## Objective
Say how many lines contain the word "document" and give no other text.

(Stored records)

* * *

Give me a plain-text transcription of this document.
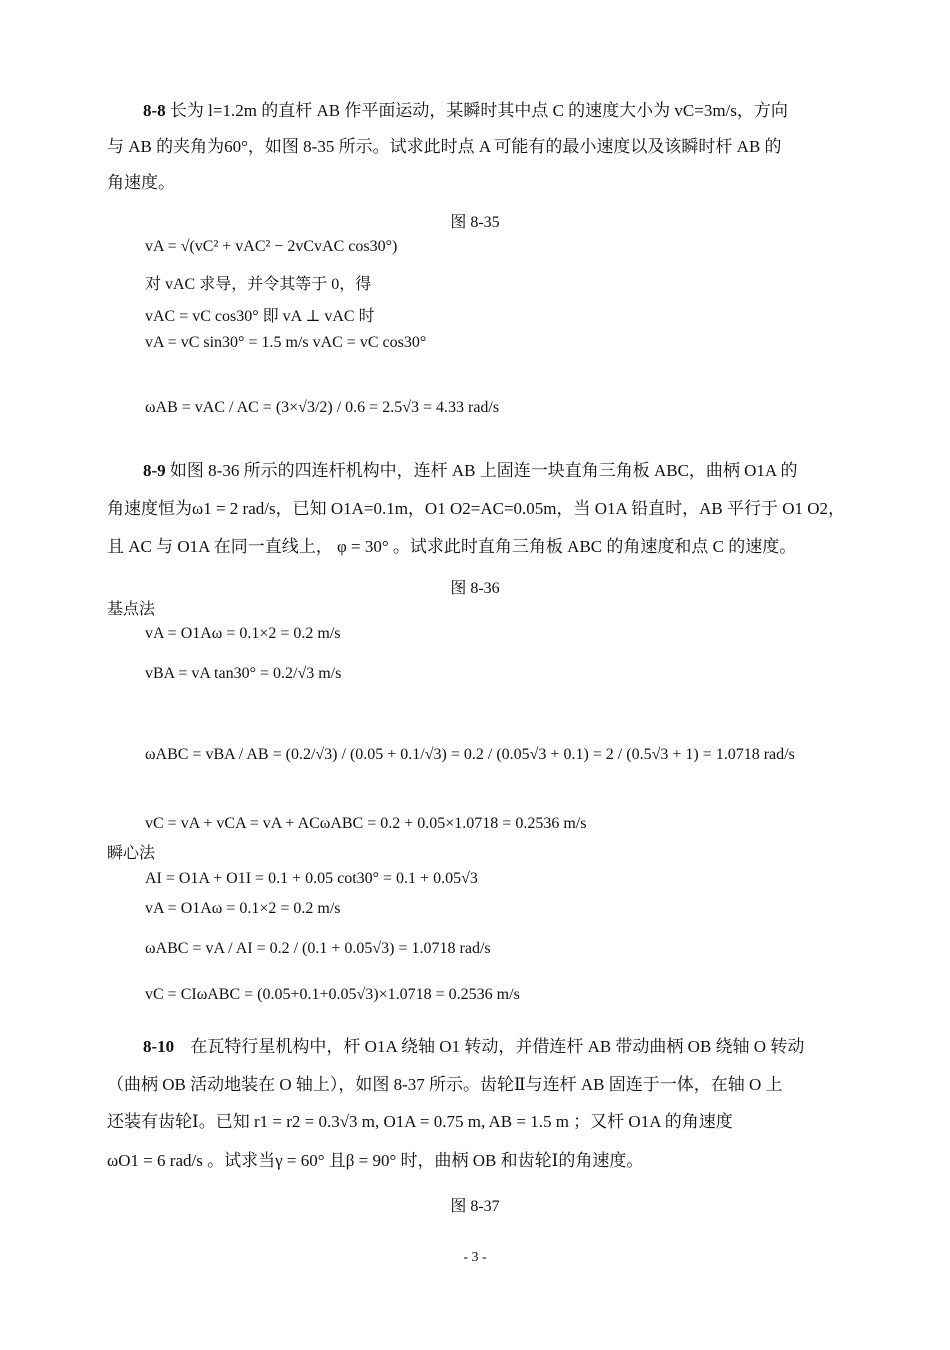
8-8 长为 l=1.2m 的直杆 AB 作平面运动，某瞬时其中点 C 的速度大小为 vC=3m/s，方向
与 AB 的夹角为60°，如图 8-35 所示。试求此时点 A 可能有的最小速度以及该瞬时杆 AB 的
角速度。
图 8-35
vA = √(vC² + vAC² − 2vCvAC cos30°)
对 vAC 求导，并令其等于 0，得
vAC = vC cos30° 即 vA ⊥ vAC 时
vA = vC sin30° = 1.5 m/s vAC = vC cos30°
ωAB = vAC / AC = (3×√3/2) / 0.6 = 2.5√3 = 4.33 rad/s
8-9 如图 8-36 所示的四连杆机构中，连杆 AB 上固连一块直角三角板 ABC，曲柄 O1A 的
角速度恒为ω1 = 2 rad/s，已知 O1A=0.1m，O1 O2=AC=0.05m，当 O1A 铅直时，AB 平行于 O1 O2，
且 AC 与 O1A 在同一直线上， φ = 30° 。试求此时直角三角板 ABC 的角速度和点 C 的速度。
图 8-36
基点法
vA = O1Aω = 0.1×2 = 0.2 m/s
vBA = vA tan30° = 0.2/√3 m/s
ωABC = vBA / AB = (0.2/√3) / (0.05 + 0.1/√3) = 0.2 / (0.05√3 + 0.1) = 2 / (0.5√3 + 1) = 1.0718 rad/s
vC = vA + vCA = vA + ACωABC = 0.2 + 0.05×1.0718 = 0.2536 m/s
瞬心法
AI = O1A + O1I = 0.1 + 0.05 cot30° = 0.1 + 0.05√3
vA = O1Aω = 0.1×2 = 0.2 m/s
ωABC = vA / AI = 0.2 / (0.1 + 0.05√3) = 1.0718 rad/s
vC = CIωABC = (0.05+0.1+0.05√3)×1.0718 = 0.2536 m/s
8-10 在瓦特行星机构中，杆 O1A 绕轴 O1 转动，并借连杆 AB 带动曲柄 OB 绕轴 O 转动
（曲柄 OB 活动地装在 O 轴上），如图 8-37 所示。齿轮Ⅱ与连杆 AB 固连于一体，在轴 O 上
还装有齿轮Ⅰ。已知 r1 = r2 = 0.3√3 m, O1A = 0.75 m, AB = 1.5 m ；又杆 O1A 的角速度
ωO1 = 6 rad/s 。试求当γ = 60° 且β = 90° 时，曲柄 OB 和齿轮Ⅰ的角速度。
图 8-37
- 3 -
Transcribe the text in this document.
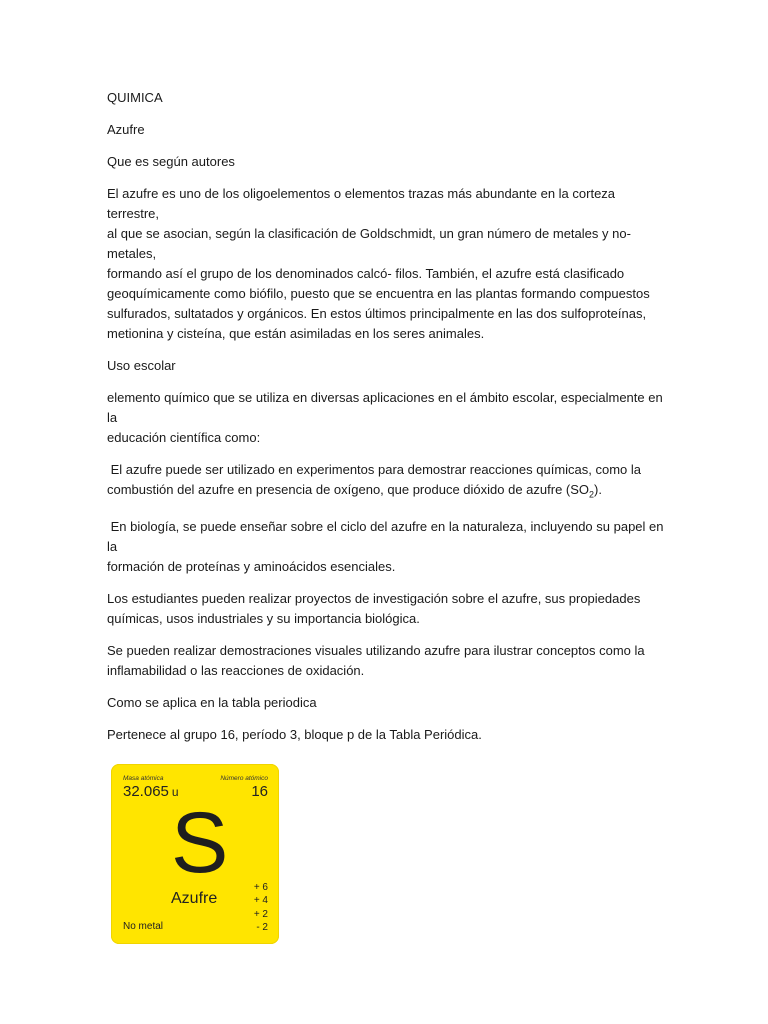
QUIMICA

Azufre

Que es según autores

El azufre es uno de los oligoelementos o elementos trazas más abundante en la corteza terrestre,
al que se asocian, según la clasificación de Goldschmidt, un gran número de metales y no-metales,
formando así el grupo de los denominados calcó- filos. También, el azufre está clasificado
geoquímicamente como biófilo, puesto que se encuentra en las plantas formando compuestos
sulfurados, sultatados y orgánicos. En estos últimos principalmente en las dos sulfoproteínas,
metionina y cisteína, que están asimiladas en los seres animales.

Uso escolar

elemento químico que se utiliza en diversas aplicaciones en el ámbito escolar, especialmente en la
educación científica como:

El azufre puede ser utilizado en experimentos para demostrar reacciones químicas, como la
combustión del azufre en presencia de oxígeno, que produce dióxido de azufre $(SO_2)$.

En biología, se puede enseñar sobre el ciclo del azufre en la naturaleza, incluyendo su papel en la
formación de proteínas y aminoácidos esenciales.

Los estudiantes pueden realizar proyectos de investigación sobre el azufre, sus propiedades
químicas, usos industriales y su importancia biológica.

Se pueden realizar demostraciones visuales utilizando azufre para ilustrar conceptos como la
inflamabilidad o las reacciones de oxidación.

Como se aplica en la tabla periodica

Pertenece al grupo 16, período 3, bloque p de la Tabla Periódica.

Masa atómica	Número atómico
32.065 u	16
S
Azufre
+ 6
+ 4
+ 2
- 2
No metal
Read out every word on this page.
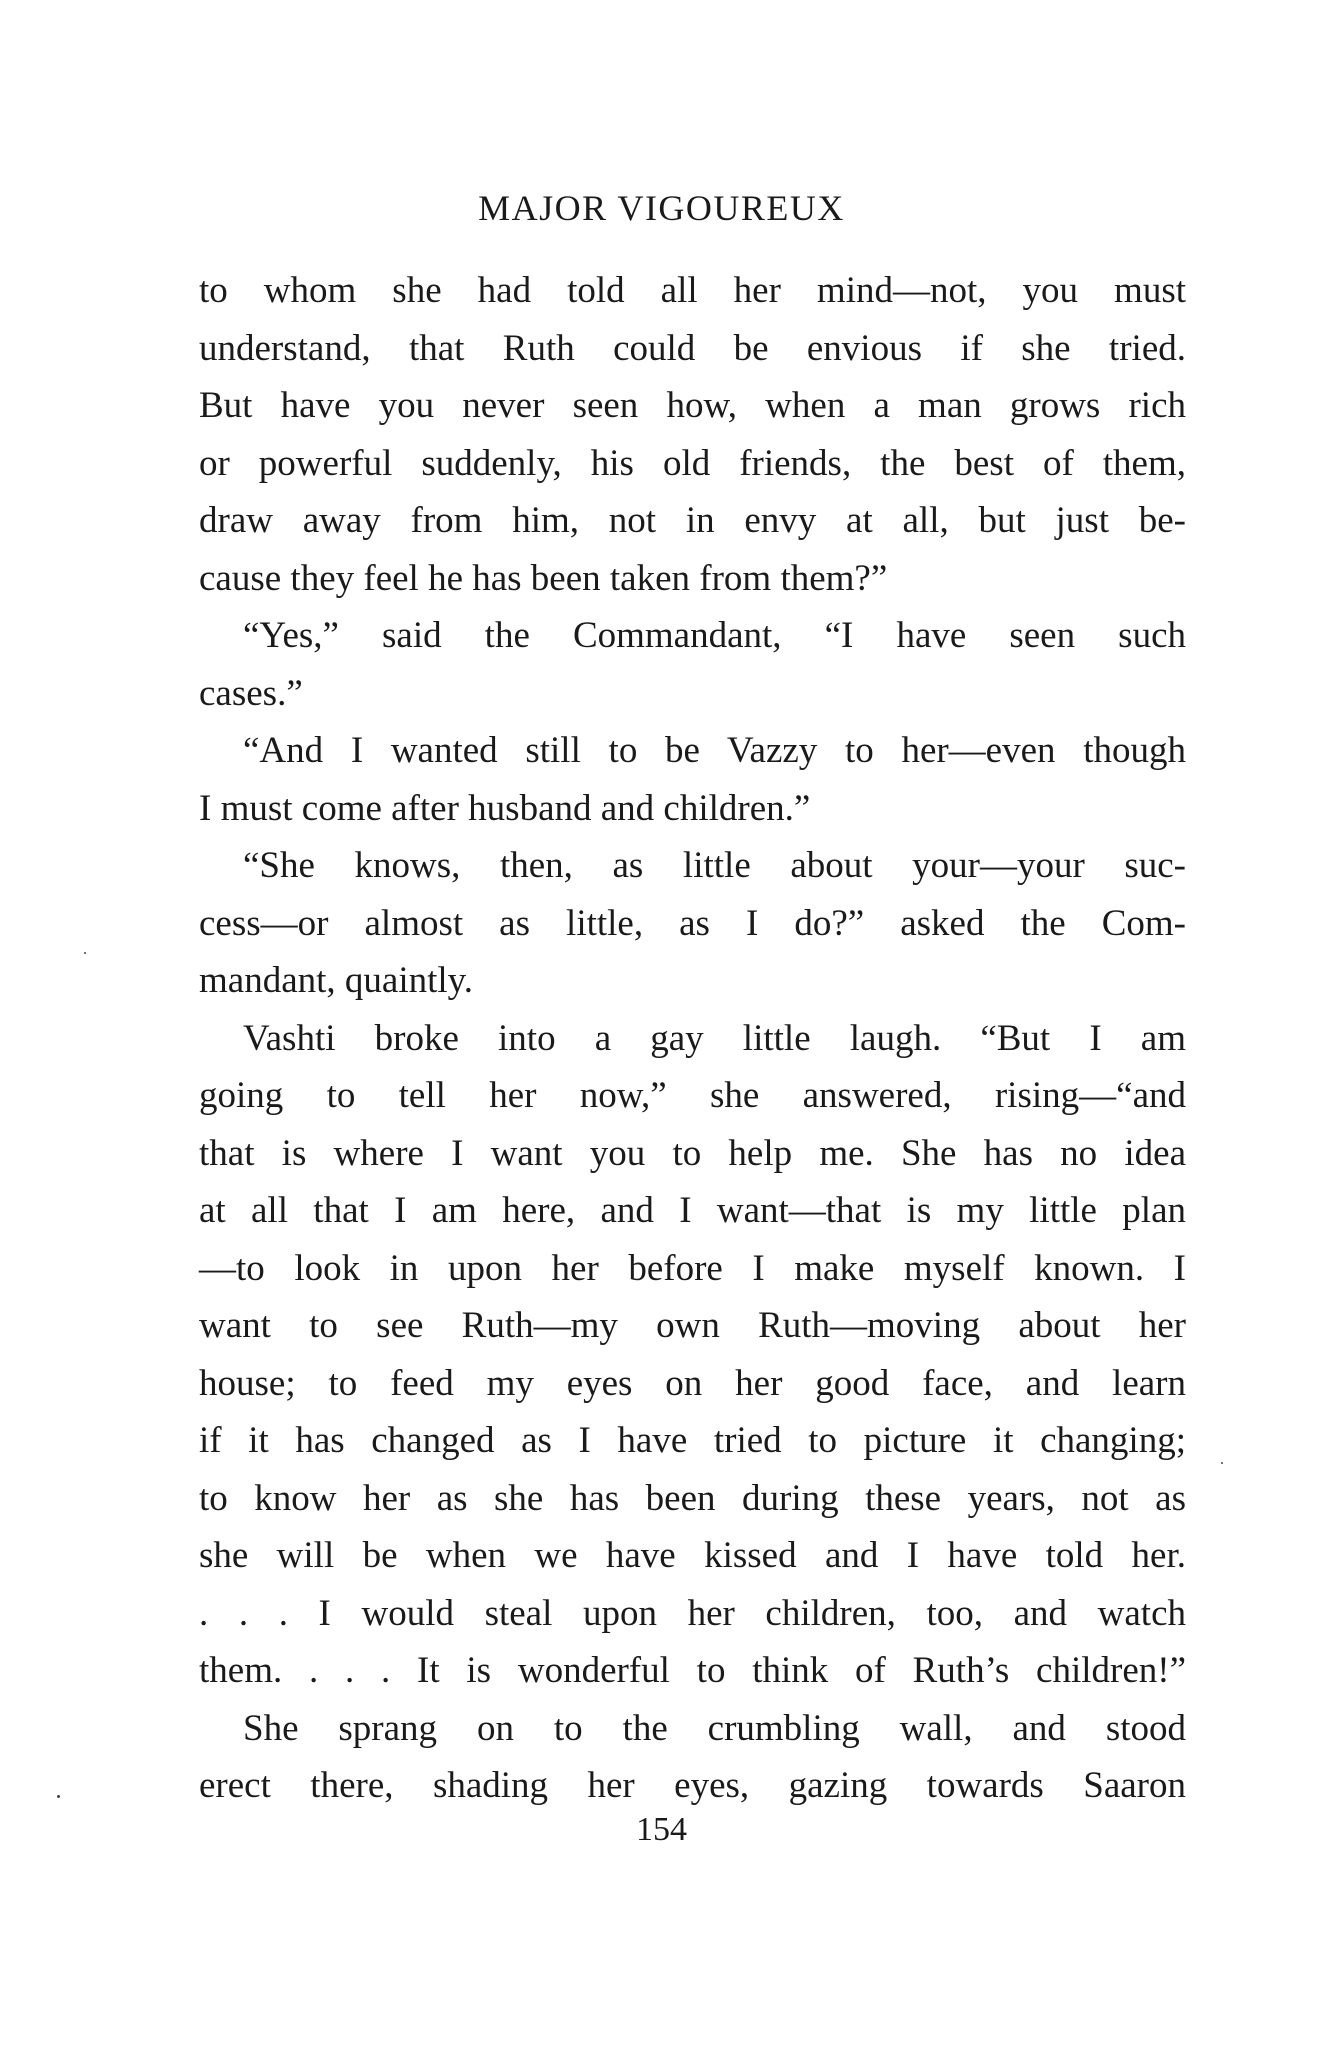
MAJOR VIGOUREUX
to whom she had told all her mind—not, you must
understand, that Ruth could be envious if she tried.
But have you never seen how, when a man grows rich
or powerful suddenly, his old friends, the best of them,
draw away from him, not in envy at all, but just be-
cause they feel he has been taken from them?”
“Yes,” said the Commandant, “I have seen such
cases.”
“And I wanted still to be Vazzy to her—even though
I must come after husband and children.”
“She knows, then, as little about your—your suc-
cess—or almost as little, as I do?” asked the Com-
mandant, quaintly.
Vashti broke into a gay little laugh. “But I am
going to tell her now,” she answered, rising—“and
that is where I want you to help me. She has no idea
at all that I am here, and I want—that is my little plan
—to look in upon her before I make myself known. I
want to see Ruth—my own Ruth—moving about her
house; to feed my eyes on her good face, and learn
if it has changed as I have tried to picture it changing;
to know her as she has been during these years, not as
she will be when we have kissed and I have told her.
. . . I would steal upon her children, too, and watch
them. . . . It is wonderful to think of Ruth’s children!”
She sprang on to the crumbling wall, and stood
erect there, shading her eyes, gazing towards Saaron
154
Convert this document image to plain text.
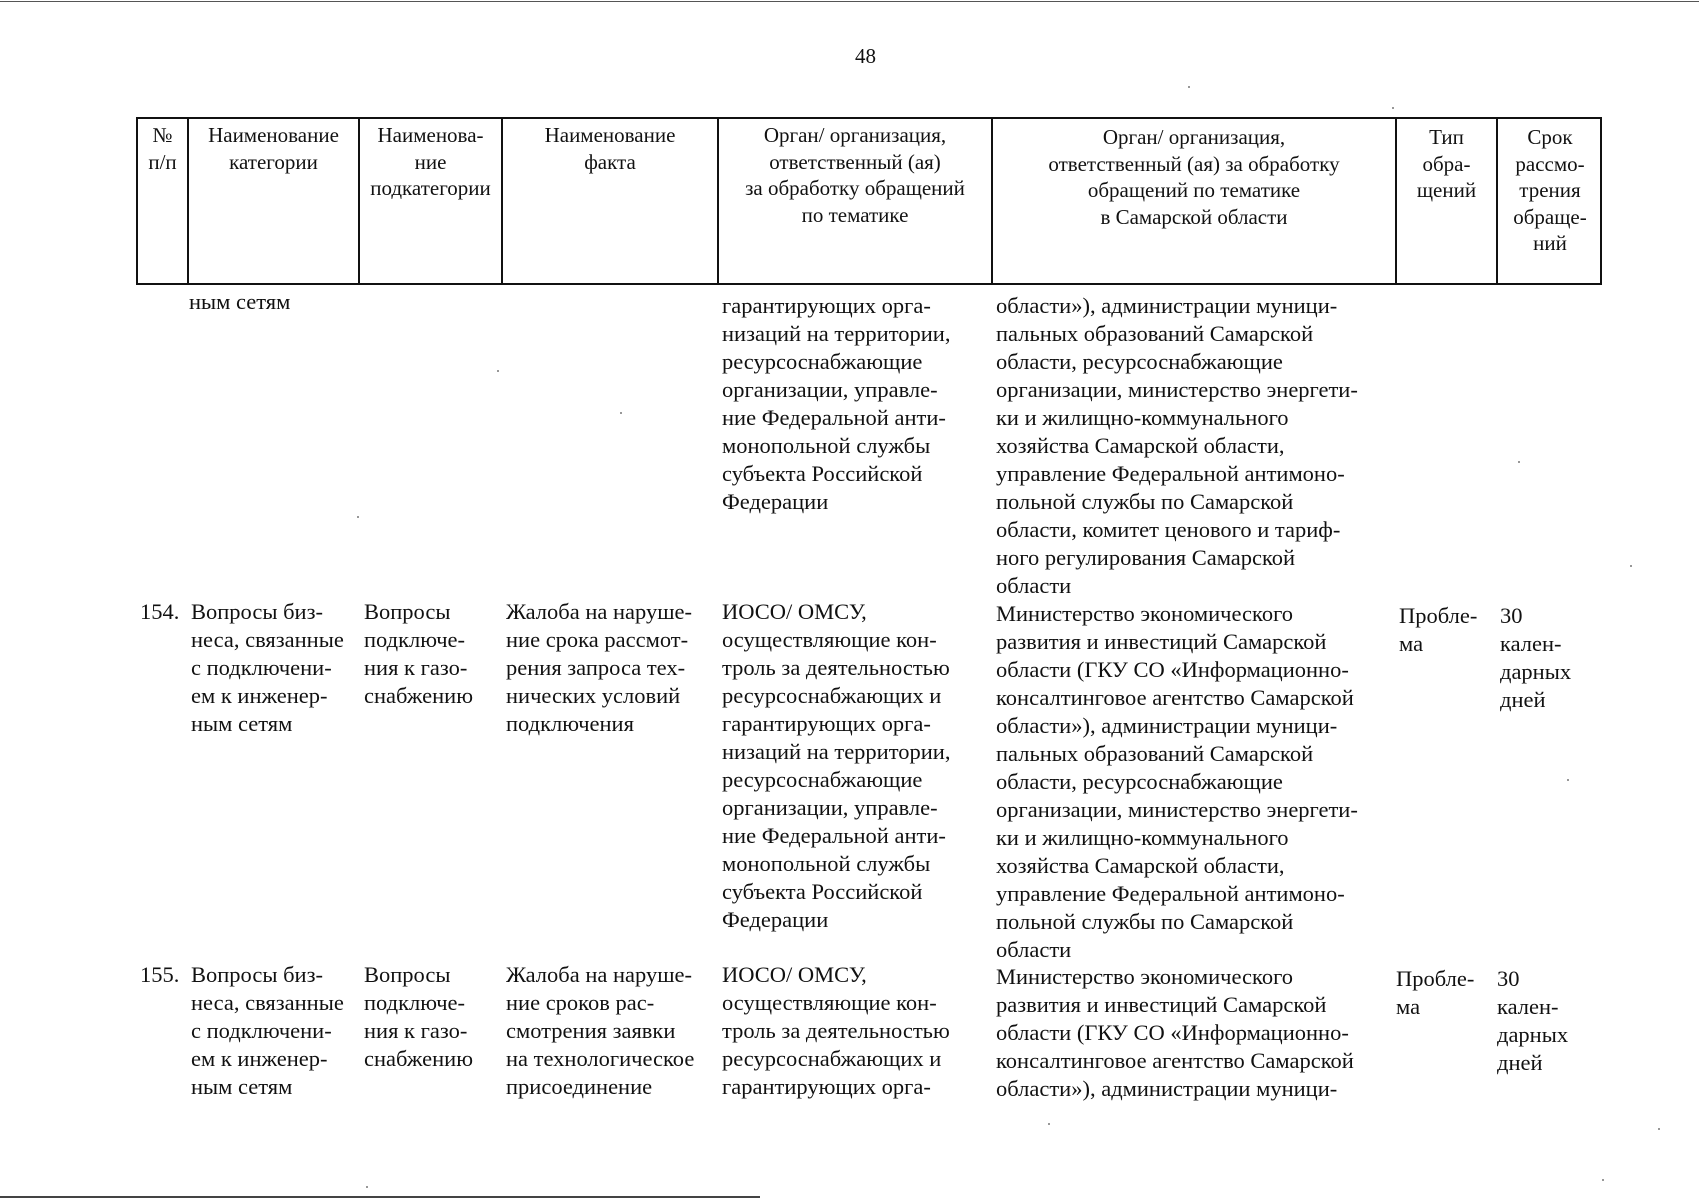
48
№
п/п
Наименование
категории
Наименова-
ние
подкатегории
Наименование
факта
Орган/ организация,
ответственный (ая)
за обработку обращений
по тематике
Орган/ организация,
ответственный (ая) за обработку
обращений по тематике
в Самарской области
Тип
обра-
щений
Срок
рассмо-
трения
обраще-
ний
ным сетям	гарантирующих орга-
низаций на территории,
ресурсоснабжающие
организации, управле-
ние Федеральной анти-
монопольной службы
субъекта Российской
Федерации
области»), администрации муници-
пальных образований Самарской
области, ресурсоснабжающие
организации, министерство энергети-
ки и жилищно-коммунального
хозяйства Самарской области,
управление Федеральной антимоно-
польной службы по Самарской
области, комитет ценового и тариф-
ного регулирования Самарской
области
154. Вопросы биз-
неса, связанные
с подключени-
ем к инженер-
ным сетям
Вопросы
подключе-
ния к газо-
снабжению
Жалоба на наруше-
ние срока рассмот-
рения запроса тех-
нических условий
подключения
ИОСО/ ОМСУ,
осуществляющие кон-
троль за деятельностью
ресурсоснабжающих и
гарантирующих орга-
низаций на территории,
ресурсоснабжающие
организации, управле-
ние Федеральной анти-
монопольной службы
субъекта Российской
Федерации
Министерство экономического
развития и инвестиций Самарской
области (ГКУ СО «Информационно-
консалтинговое агентство Самарской
области»), администрации муници-
пальных образований Самарской
области, ресурсоснабжающие
организации, министерство энергети-
ки и жилищно-коммунального
хозяйства Самарской области,
управление Федеральной антимоно-
польной службы по Самарской
области
Пробле-
ма
30
кален-
дарных
дней
155. Вопросы биз-
неса, связанные
с подключени-
ем к инженер-
ным сетям
Вопросы
подключе-
ния к газо-
снабжению
Жалоба на наруше-
ние сроков рас-
смотрения заявки
на технологическое
присоединение
ИОСО/ ОМСУ,
осуществляющие кон-
троль за деятельностью
ресурсоснабжающих и
гарантирующих орга-
Министерство экономического
развития и инвестиций Самарской
области (ГКУ СО «Информационно-
консалтинговое агентство Самарской
области»), администрации муници-
Пробле-
ма
30
кален-
дарных
дней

* * *

## Solved exercise
3